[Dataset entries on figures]
───

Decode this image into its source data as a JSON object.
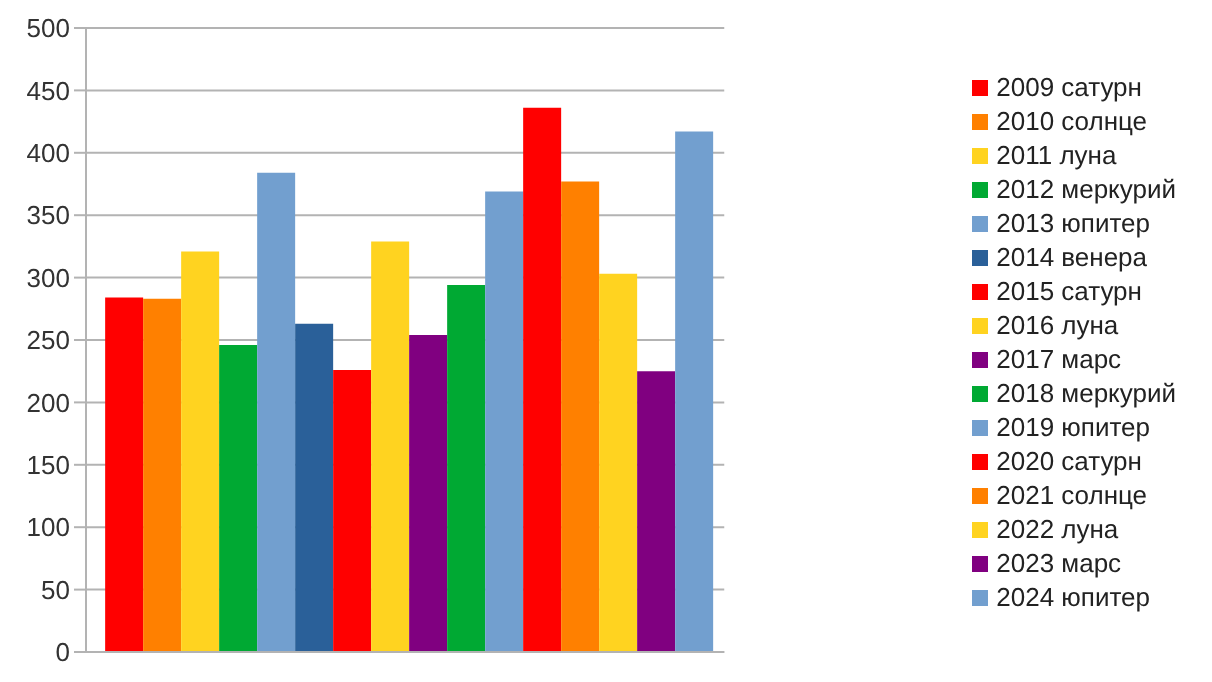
{
  "chart_data": {
    "type": "bar",
    "categories": [
      null
    ],
    "series": [
      {
        "name": "2009 сатурн",
        "color": "#ff0000",
        "values": [
          284
        ]
      },
      {
        "name": "2010 солнце",
        "color": "#ff8000",
        "values": [
          283
        ]
      },
      {
        "name": "2011 луна",
        "color": "#ffd320",
        "values": [
          321
        ]
      },
      {
        "name": "2012 меркурий",
        "color": "#00a933",
        "values": [
          246
        ]
      },
      {
        "name": "2013 юпитер",
        "color": "#729fcf",
        "values": [
          384
        ]
      },
      {
        "name": "2014 венера",
        "color": "#2a6099",
        "values": [
          263
        ]
      },
      {
        "name": "2015 сатурн",
        "color": "#ff0000",
        "values": [
          226
        ]
      },
      {
        "name": "2016 луна",
        "color": "#ffd320",
        "values": [
          329
        ]
      },
      {
        "name": "2017 марс",
        "color": "#800080",
        "values": [
          254
        ]
      },
      {
        "name": "2018 меркурий",
        "color": "#00a933",
        "values": [
          294
        ]
      },
      {
        "name": "2019 юпитер",
        "color": "#729fcf",
        "values": [
          369
        ]
      },
      {
        "name": "2020 сатурн",
        "color": "#ff0000",
        "values": [
          436
        ]
      },
      {
        "name": "2021 солнце",
        "color": "#ff8000",
        "values": [
          377
        ]
      },
      {
        "name": "2022 луна",
        "color": "#ffd320",
        "values": [
          303
        ]
      },
      {
        "name": "2023 марс",
        "color": "#800080",
        "values": [
          225
        ]
      },
      {
        "name": "2024 юпитер",
        "color": "#729fcf",
        "values": [
          417
        ]
      }
    ],
    "ylim": [
      0,
      500
    ],
    "yticks": [
      0,
      50,
      100,
      150,
      200,
      250,
      300,
      350,
      400,
      450,
      500
    ],
    "grid": "y",
    "legend": "right"
  }
}
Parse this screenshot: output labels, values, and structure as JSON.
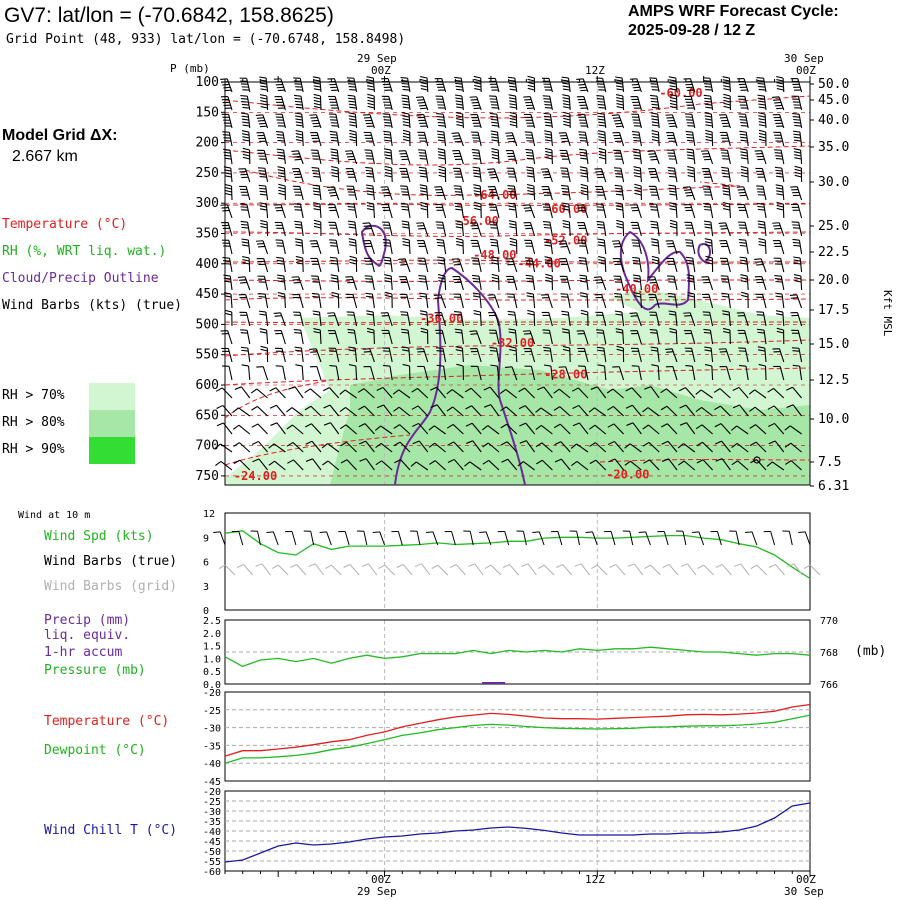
{
  "header": {
    "title": "GV7:  lat/lon = (-70.6842, 158.8625)",
    "grid_point": "Grid Point (48, 933) lat/lon = (-70.6748, 158.8498)",
    "forecast_label": "AMPS WRF Forecast Cycle:",
    "forecast_cycle": "2025-09-28 / 12  Z",
    "model_grid_label": "Model Grid ΔX:",
    "model_grid_value": "2.667 km"
  },
  "time_axis": {
    "top_dates": [
      "29 Sep",
      "30 Sep"
    ],
    "labels": [
      "00Z",
      "12Z",
      "00Z"
    ],
    "bottom_dates": [
      "29 Sep",
      "30 Sep"
    ]
  },
  "legend": {
    "temperature": "Temperature (°C)",
    "rh": "RH (%, WRT liq. wat.)",
    "cloud": "Cloud/Precip Outline",
    "wind_barbs": "Wind Barbs (kts) (true)",
    "rh70": "RH > 70%",
    "rh80": "RH > 80%",
    "rh90": "RH > 90%",
    "rh70_color": "#d2f5d2",
    "rh80_color": "#a6e6a6",
    "rh90_color": "#33dd33"
  },
  "panel_labels": {
    "wind10m": "Wind at 10 m",
    "wind_spd": "Wind Spd (kts)",
    "barbs_true": "Wind Barbs (true)",
    "barbs_grid": "Wind Barbs (grid)",
    "precip": "Precip (mm)",
    "liq": "liq. equiv.",
    "accum": "1-hr accum",
    "pressure": "Pressure (mb)",
    "pressure_unit": "(mb)",
    "temperature": "Temperature (°C)",
    "dewpoint": "Dewpoint (°C)",
    "wind_chill": "Wind Chill T (°C)"
  },
  "chart_data": [
    {
      "type": "contour",
      "name": "vertical-profile",
      "yaxis_title": "P (mb)",
      "y2axis_title": "Kft MSL",
      "pressure_ticks": [
        "100",
        "150",
        "200",
        "250",
        "300",
        "350",
        "400",
        "450",
        "500",
        "550",
        "600",
        "650",
        "700",
        "750"
      ],
      "height_ticks": [
        "50.0",
        "45.0",
        "40.0",
        "35.0",
        "30.0",
        "25.0",
        "22.5",
        "20.0",
        "17.5",
        "15.0",
        "12.5",
        "10.0",
        "7.5",
        "6.31"
      ],
      "height_values_kft": [
        50.0,
        45.0,
        40.0,
        35.0,
        30.0,
        25.0,
        22.5,
        20.0,
        17.5,
        15.0,
        12.5,
        10.0,
        7.5,
        6.31
      ],
      "temperature_contour_labels": [
        {
          "text": "-60.00",
          "hour": 15.5,
          "p": 125
        },
        {
          "text": "-64.00",
          "hour": 5.0,
          "p": 293
        },
        {
          "text": "-60.00",
          "hour": 9.0,
          "p": 316
        },
        {
          "text": "-56.00",
          "hour": 4.0,
          "p": 336
        },
        {
          "text": "-52.00",
          "hour": 9.0,
          "p": 368
        },
        {
          "text": "-48.00",
          "hour": 5.0,
          "p": 392
        },
        {
          "text": "-44.00",
          "hour": 7.5,
          "p": 406
        },
        {
          "text": "-40.00",
          "hour": 13.0,
          "p": 448
        },
        {
          "text": "-36.00",
          "hour": 2.0,
          "p": 497
        },
        {
          "text": "-32.00",
          "hour": 6.0,
          "p": 537
        },
        {
          "text": "-28.00",
          "hour": 9.0,
          "p": 589
        },
        {
          "text": "-24.00",
          "hour": -8.5,
          "p": 757
        },
        {
          "text": "-20.00",
          "hour": 12.5,
          "p": 754
        }
      ]
    },
    {
      "type": "line",
      "name": "wind-speed-10m",
      "ylabel": "Wind Spd (kts)",
      "ylim": [
        0,
        12
      ],
      "yticks": [
        "12",
        "9",
        "6",
        "3",
        "0"
      ],
      "x_hours": [
        -9,
        -8,
        -7,
        -6,
        -5,
        -4,
        -3,
        -2,
        -1,
        0,
        1,
        2,
        3,
        4,
        5,
        6,
        7,
        8,
        9,
        10,
        11,
        12,
        13,
        14,
        15,
        16,
        17,
        18,
        19,
        20,
        21,
        22,
        23,
        24
      ],
      "values": [
        9.5,
        9.8,
        8.2,
        7.1,
        6.8,
        8.2,
        7.5,
        7.9,
        7.9,
        7.9,
        8.0,
        8.1,
        8.3,
        8.1,
        8.2,
        8.3,
        8.5,
        8.5,
        8.9,
        9.0,
        9.0,
        8.9,
        8.9,
        9.0,
        9.1,
        9.2,
        9.2,
        8.9,
        8.7,
        8.2,
        7.8,
        6.8,
        5.3,
        3.9
      ]
    },
    {
      "type": "line",
      "name": "pressure",
      "ylabel": "Pressure (mb)",
      "precip_ylim": [
        0,
        2.5
      ],
      "precip_ticks": [
        "2.5",
        "2.0",
        "1.5",
        "1.0",
        "0.5",
        "0.0"
      ],
      "pressure_ticks": [
        "770",
        "768",
        "766"
      ],
      "pressure_ylim": [
        766,
        770
      ],
      "x_hours": [
        -9,
        -8,
        -7,
        -6,
        -5,
        -4,
        -3,
        -2,
        -1,
        0,
        1,
        2,
        3,
        4,
        5,
        6,
        7,
        8,
        9,
        10,
        11,
        12,
        13,
        14,
        15,
        16,
        17,
        18,
        19,
        20,
        21,
        22,
        23,
        24
      ],
      "values": [
        767.7,
        767.1,
        767.5,
        767.6,
        767.4,
        767.6,
        767.3,
        767.6,
        767.8,
        767.6,
        767.7,
        767.9,
        767.9,
        767.9,
        768.1,
        767.9,
        768.1,
        768.0,
        768.1,
        768.0,
        768.2,
        768.1,
        768.2,
        768.2,
        768.3,
        768.2,
        768.1,
        768.0,
        768.0,
        767.9,
        767.8,
        767.9,
        767.9,
        767.8
      ],
      "precip_values": [
        0,
        0,
        0,
        0,
        0,
        0,
        0,
        0,
        0,
        0,
        0,
        0,
        0,
        0,
        0,
        0,
        0,
        0,
        0,
        0,
        0,
        0,
        0,
        0,
        0,
        0,
        0,
        0,
        0,
        0,
        0,
        0,
        0,
        0
      ]
    },
    {
      "type": "line",
      "name": "temperature-dewpoint",
      "ylim": [
        -45,
        -20
      ],
      "yticks": [
        "-20",
        "-25",
        "-30",
        "-35",
        "-40",
        "-45"
      ],
      "x_hours": [
        -9,
        -8,
        -7,
        -6,
        -5,
        -4,
        -3,
        -2,
        -1,
        0,
        1,
        2,
        3,
        4,
        5,
        6,
        7,
        8,
        9,
        10,
        11,
        12,
        13,
        14,
        15,
        16,
        17,
        18,
        19,
        20,
        21,
        22,
        23,
        24
      ],
      "series": [
        {
          "name": "Temperature",
          "color": "#e02020",
          "values": [
            -38,
            -36.5,
            -36.5,
            -36,
            -35.5,
            -34.8,
            -34,
            -33.4,
            -32.2,
            -31.2,
            -29.8,
            -28.8,
            -27.8,
            -27,
            -26.5,
            -26,
            -26.3,
            -26.8,
            -27.3,
            -27.5,
            -27.5,
            -27.6,
            -27.4,
            -27.2,
            -27,
            -26.8,
            -26.4,
            -26.3,
            -26.4,
            -26.2,
            -25.9,
            -25.4,
            -24.2,
            -23.5
          ]
        },
        {
          "name": "Dewpoint",
          "color": "#22bb22",
          "values": [
            -40,
            -38.5,
            -38.5,
            -38.2,
            -37.8,
            -37.2,
            -36.2,
            -35.5,
            -34.5,
            -33.4,
            -32.2,
            -31.5,
            -30.6,
            -30,
            -29.4,
            -29.1,
            -29.3,
            -29.7,
            -30,
            -30.2,
            -30.3,
            -30.4,
            -30.3,
            -30.2,
            -29.9,
            -29.8,
            -29.6,
            -29.5,
            -29.5,
            -29.3,
            -29,
            -28.5,
            -27.5,
            -26.5
          ]
        }
      ]
    },
    {
      "type": "line",
      "name": "wind-chill",
      "ylabel": "Wind Chill T (°C)",
      "ylim": [
        -60,
        -20
      ],
      "yticks": [
        "-20",
        "-25",
        "-30",
        "-35",
        "-40",
        "-45",
        "-50",
        "-55",
        "-60"
      ],
      "x_hours": [
        -9,
        -8,
        -7,
        -6,
        -5,
        -4,
        -3,
        -2,
        -1,
        0,
        1,
        2,
        3,
        4,
        5,
        6,
        7,
        8,
        9,
        10,
        11,
        12,
        13,
        14,
        15,
        16,
        17,
        18,
        19,
        20,
        21,
        22,
        23,
        24
      ],
      "values": [
        -55.5,
        -54.5,
        -51,
        -47.5,
        -46,
        -47,
        -46.5,
        -45.5,
        -44,
        -43,
        -42.5,
        -41.5,
        -41,
        -40,
        -39.5,
        -38.5,
        -38,
        -38.7,
        -39.7,
        -41,
        -42,
        -42,
        -42,
        -42,
        -41.5,
        -41.5,
        -41,
        -41,
        -40.5,
        -39.5,
        -37.5,
        -33.5,
        -27.5,
        -26
      ]
    }
  ]
}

───

Copy every line of the listing containing the string "юпитер".

        "name": "2013 юпитер",
        "name": "2019 юпитер",
        "name": "2024 юпитер",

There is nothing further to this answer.